(Items stored in a collection)
....................
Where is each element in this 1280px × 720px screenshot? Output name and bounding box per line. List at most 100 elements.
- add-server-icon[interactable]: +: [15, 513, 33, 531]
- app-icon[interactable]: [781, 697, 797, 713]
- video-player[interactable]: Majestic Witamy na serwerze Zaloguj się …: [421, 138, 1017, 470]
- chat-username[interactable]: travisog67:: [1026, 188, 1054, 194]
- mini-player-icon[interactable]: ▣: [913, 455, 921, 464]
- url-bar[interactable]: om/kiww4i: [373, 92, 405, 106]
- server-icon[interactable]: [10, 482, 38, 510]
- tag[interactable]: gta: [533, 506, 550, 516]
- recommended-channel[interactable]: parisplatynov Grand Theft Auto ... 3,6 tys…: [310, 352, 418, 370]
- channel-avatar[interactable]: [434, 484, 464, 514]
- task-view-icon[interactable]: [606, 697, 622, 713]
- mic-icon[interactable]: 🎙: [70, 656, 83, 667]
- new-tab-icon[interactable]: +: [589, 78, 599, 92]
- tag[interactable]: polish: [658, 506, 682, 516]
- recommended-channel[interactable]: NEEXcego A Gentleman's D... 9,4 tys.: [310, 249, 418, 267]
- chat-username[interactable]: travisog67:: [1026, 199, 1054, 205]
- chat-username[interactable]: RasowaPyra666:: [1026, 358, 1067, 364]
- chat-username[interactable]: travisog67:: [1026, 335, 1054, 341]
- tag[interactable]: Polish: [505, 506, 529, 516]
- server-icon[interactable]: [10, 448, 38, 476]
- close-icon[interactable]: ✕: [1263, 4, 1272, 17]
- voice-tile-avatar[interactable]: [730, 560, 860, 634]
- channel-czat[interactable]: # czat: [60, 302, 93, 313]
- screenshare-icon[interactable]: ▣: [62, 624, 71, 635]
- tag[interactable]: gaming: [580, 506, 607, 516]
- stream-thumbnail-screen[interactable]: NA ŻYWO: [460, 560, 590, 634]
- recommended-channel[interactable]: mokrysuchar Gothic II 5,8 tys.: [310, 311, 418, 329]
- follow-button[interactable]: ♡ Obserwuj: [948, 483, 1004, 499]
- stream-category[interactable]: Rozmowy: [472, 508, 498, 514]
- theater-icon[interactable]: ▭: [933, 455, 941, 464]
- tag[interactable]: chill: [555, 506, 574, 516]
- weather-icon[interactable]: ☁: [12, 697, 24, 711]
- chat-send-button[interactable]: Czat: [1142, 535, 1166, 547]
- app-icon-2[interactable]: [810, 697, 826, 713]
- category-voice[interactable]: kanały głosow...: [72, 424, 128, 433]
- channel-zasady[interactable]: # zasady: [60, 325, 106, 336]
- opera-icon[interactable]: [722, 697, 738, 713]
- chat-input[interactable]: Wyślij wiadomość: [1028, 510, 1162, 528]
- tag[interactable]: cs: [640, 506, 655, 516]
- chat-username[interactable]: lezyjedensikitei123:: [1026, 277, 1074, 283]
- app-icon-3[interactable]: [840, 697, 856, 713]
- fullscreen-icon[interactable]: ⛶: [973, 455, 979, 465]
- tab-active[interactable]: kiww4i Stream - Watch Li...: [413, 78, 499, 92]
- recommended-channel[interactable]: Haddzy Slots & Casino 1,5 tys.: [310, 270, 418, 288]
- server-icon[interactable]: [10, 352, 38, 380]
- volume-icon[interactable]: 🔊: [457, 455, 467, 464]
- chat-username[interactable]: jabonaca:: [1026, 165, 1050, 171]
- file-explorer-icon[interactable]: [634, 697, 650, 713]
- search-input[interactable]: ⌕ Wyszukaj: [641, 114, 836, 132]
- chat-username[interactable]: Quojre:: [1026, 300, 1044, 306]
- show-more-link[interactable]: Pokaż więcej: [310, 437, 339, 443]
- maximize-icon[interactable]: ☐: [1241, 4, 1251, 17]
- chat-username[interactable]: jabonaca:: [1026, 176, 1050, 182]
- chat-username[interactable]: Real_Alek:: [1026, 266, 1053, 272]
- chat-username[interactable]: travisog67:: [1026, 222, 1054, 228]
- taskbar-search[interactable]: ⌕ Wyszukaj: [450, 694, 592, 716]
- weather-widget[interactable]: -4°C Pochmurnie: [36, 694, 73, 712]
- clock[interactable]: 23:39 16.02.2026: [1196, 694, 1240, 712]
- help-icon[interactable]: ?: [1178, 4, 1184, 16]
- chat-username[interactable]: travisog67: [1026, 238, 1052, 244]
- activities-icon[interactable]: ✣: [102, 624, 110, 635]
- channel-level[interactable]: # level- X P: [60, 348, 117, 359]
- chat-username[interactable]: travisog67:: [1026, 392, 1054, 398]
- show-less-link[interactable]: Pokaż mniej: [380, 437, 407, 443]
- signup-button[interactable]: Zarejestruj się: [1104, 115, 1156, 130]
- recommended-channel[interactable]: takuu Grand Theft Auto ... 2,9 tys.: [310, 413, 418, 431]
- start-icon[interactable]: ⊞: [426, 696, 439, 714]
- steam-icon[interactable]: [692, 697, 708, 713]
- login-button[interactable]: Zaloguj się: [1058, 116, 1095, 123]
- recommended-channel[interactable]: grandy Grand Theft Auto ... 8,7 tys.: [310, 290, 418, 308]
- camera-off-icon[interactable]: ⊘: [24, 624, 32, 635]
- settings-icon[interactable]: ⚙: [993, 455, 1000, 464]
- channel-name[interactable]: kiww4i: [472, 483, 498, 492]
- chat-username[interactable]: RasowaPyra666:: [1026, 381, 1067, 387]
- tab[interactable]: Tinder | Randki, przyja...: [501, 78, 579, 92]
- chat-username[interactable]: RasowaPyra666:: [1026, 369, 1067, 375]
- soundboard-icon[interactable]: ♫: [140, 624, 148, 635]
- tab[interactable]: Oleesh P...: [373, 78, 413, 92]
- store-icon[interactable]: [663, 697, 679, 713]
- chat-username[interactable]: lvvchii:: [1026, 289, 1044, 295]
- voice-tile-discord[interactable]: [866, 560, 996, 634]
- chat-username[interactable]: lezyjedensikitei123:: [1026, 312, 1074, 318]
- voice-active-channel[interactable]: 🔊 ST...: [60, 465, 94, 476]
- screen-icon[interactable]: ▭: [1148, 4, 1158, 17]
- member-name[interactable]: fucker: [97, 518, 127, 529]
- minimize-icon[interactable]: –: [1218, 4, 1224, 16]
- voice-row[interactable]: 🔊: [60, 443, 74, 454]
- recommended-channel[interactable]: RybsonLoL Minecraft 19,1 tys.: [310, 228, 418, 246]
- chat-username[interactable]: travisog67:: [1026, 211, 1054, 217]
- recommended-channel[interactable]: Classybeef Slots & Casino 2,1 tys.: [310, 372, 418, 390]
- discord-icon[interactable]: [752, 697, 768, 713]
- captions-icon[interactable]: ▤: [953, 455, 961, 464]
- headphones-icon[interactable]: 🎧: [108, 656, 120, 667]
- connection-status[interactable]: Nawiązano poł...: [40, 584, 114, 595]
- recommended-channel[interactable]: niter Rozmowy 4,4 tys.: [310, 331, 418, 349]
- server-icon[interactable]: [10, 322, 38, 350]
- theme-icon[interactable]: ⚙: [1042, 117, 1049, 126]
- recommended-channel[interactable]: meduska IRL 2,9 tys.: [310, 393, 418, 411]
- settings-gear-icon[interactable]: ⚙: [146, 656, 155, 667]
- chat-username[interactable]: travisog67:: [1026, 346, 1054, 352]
....................
§ WHAT TO WORK ON
Locate each line in the records above that contains the string "active", and copy every such line in full.

§ SOLUTION
- tab-active[interactable]: kiww4i Stream - Watch Li...: [413, 78, 499, 92]
- voice-active-channel[interactable]: 🔊 ST...: [60, 465, 94, 476]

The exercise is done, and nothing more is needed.